SilkChain has been committed to reshaping international cross-border trade, and using blockchain technology to improve the existing problems and inefficient trade links in international cross-border trade. In the SilkChain ecology, Silk is the carrier of the functions of fiat currency, which promotes the execution of contracts in the SilkChain ecology to be more transparent, fair and smooth, so as to gradually replace the fiat currency for circulation in the ecology. By 2030, the demand for alternative currencies will rise, with digital currencies eventually replacing fiat currency, according to recent research from Deutsche Bank.
In the “Imagine 2030” report, Deutsche Bank strategist Jim Reid raised awareness of the challenges the existing fiat system has encountered in recent years, specifically with the emergence of cryptocurrencies. He noted that as inflation rose, doubts had grown about the sustainability of government fiat money, and people’s heightened demand for dematerialized means of payment and anonymity could drive more individuals to digital currencies.
################
| DIRECTIONS FOR THIS TASK |
Pick up the text on SilkChain and fiat currency after its last sentence and carry it forward. The records play no part in what follows.

| RECORDED DATA |
################
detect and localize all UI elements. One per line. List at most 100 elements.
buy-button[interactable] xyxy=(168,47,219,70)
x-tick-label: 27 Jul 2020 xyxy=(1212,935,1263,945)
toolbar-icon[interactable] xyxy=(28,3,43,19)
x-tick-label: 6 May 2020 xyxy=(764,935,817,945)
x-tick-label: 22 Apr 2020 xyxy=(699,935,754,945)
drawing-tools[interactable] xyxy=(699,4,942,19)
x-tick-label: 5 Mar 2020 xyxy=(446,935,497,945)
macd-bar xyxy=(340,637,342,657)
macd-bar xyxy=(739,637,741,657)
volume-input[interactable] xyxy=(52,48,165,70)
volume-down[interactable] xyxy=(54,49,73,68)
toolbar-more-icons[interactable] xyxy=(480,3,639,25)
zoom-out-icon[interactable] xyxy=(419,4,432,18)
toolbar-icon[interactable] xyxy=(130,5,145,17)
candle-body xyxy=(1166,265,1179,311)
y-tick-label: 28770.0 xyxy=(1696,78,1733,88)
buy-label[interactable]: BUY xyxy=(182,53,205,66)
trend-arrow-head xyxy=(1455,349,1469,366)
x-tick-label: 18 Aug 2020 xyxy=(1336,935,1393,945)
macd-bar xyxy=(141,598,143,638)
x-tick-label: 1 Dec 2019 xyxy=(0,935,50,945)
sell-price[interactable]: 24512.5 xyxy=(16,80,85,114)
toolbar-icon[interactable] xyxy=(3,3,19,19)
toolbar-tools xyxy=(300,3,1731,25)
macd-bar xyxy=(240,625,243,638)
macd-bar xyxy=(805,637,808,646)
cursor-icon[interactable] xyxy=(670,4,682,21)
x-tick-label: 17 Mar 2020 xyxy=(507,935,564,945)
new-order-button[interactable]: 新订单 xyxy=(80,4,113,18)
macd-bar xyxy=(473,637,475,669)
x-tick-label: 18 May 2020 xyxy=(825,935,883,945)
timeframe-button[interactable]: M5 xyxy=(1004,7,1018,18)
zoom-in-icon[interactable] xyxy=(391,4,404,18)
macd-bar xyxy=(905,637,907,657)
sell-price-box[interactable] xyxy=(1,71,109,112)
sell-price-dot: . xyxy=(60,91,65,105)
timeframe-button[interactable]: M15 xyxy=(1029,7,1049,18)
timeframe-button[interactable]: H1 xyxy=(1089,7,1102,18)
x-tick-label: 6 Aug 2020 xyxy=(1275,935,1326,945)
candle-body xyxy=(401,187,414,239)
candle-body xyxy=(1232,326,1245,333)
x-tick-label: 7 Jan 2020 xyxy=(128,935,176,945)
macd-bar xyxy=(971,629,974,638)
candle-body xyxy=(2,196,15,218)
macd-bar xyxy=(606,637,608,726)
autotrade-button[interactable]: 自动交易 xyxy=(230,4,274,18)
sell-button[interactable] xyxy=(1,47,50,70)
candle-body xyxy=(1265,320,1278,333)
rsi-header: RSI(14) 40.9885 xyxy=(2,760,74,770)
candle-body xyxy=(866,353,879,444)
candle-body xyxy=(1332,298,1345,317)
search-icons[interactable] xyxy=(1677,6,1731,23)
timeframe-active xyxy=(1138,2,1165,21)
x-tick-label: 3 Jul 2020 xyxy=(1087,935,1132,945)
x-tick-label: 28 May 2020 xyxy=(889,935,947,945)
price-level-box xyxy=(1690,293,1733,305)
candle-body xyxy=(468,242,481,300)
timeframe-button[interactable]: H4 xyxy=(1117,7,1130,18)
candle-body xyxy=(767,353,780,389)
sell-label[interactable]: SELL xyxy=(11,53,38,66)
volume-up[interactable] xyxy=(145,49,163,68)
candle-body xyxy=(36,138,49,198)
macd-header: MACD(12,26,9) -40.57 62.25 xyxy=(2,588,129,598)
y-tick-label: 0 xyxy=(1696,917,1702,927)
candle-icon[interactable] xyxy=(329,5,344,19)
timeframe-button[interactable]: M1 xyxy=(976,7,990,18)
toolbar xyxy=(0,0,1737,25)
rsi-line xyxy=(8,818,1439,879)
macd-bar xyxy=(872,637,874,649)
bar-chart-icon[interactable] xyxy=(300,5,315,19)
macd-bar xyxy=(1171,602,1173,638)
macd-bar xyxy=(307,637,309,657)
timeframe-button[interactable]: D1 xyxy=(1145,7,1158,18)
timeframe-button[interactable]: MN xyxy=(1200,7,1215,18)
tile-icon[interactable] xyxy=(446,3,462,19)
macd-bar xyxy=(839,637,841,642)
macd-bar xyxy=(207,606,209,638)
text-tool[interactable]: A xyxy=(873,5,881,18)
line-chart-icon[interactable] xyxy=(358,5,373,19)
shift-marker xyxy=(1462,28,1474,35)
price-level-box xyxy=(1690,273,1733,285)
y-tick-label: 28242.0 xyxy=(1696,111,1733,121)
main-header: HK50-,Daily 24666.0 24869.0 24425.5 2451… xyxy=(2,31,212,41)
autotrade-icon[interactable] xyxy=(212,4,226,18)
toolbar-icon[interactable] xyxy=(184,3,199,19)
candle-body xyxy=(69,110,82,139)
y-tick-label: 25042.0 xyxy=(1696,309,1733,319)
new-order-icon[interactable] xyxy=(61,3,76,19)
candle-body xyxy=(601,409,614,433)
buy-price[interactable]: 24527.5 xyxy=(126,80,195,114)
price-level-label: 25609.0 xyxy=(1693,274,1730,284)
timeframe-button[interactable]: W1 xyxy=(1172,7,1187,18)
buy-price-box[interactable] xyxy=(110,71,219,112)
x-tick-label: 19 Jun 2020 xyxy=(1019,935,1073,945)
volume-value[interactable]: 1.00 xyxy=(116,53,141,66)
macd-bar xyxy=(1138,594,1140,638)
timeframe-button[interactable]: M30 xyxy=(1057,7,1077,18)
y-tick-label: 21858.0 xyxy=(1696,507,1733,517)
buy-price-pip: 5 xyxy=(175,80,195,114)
################
| FINAL ANSWER |
Mainstream adoption and co-occurring challenges
In order to gain wider acceptance, digital assets need to overcome three major hurdles. These include perceived legitimacy in the eyes of governments and regulators, which entails price stability and allows for global reach in the payment market. According to Reid, the establishment of alliances with key stakeholders like mobile apps and card providers will enable this development.
However, Reid pointed out that with mainstream adoption, new challenges will arise. Among major threats to the purported digital currency-based financial system, Reid named dependence on electricity, cyberattacks and a digital war. “As that occurs, the line between cryptocurrencies, financial institutions, and public and private sectors may become blurred,” Reid wrote.
Countries study CBDC
In the meantime, world governments have been actively debating the need to develop national digital currencies. Earlier today, Bank of Japan Governor Haruhiko Kuroda said that there is no public demand for a central bank digital currency (CBDC) in the country. Kuroda noted the increasing demand for cash payments and added that the bank had been conducting technical and legal research into the matter.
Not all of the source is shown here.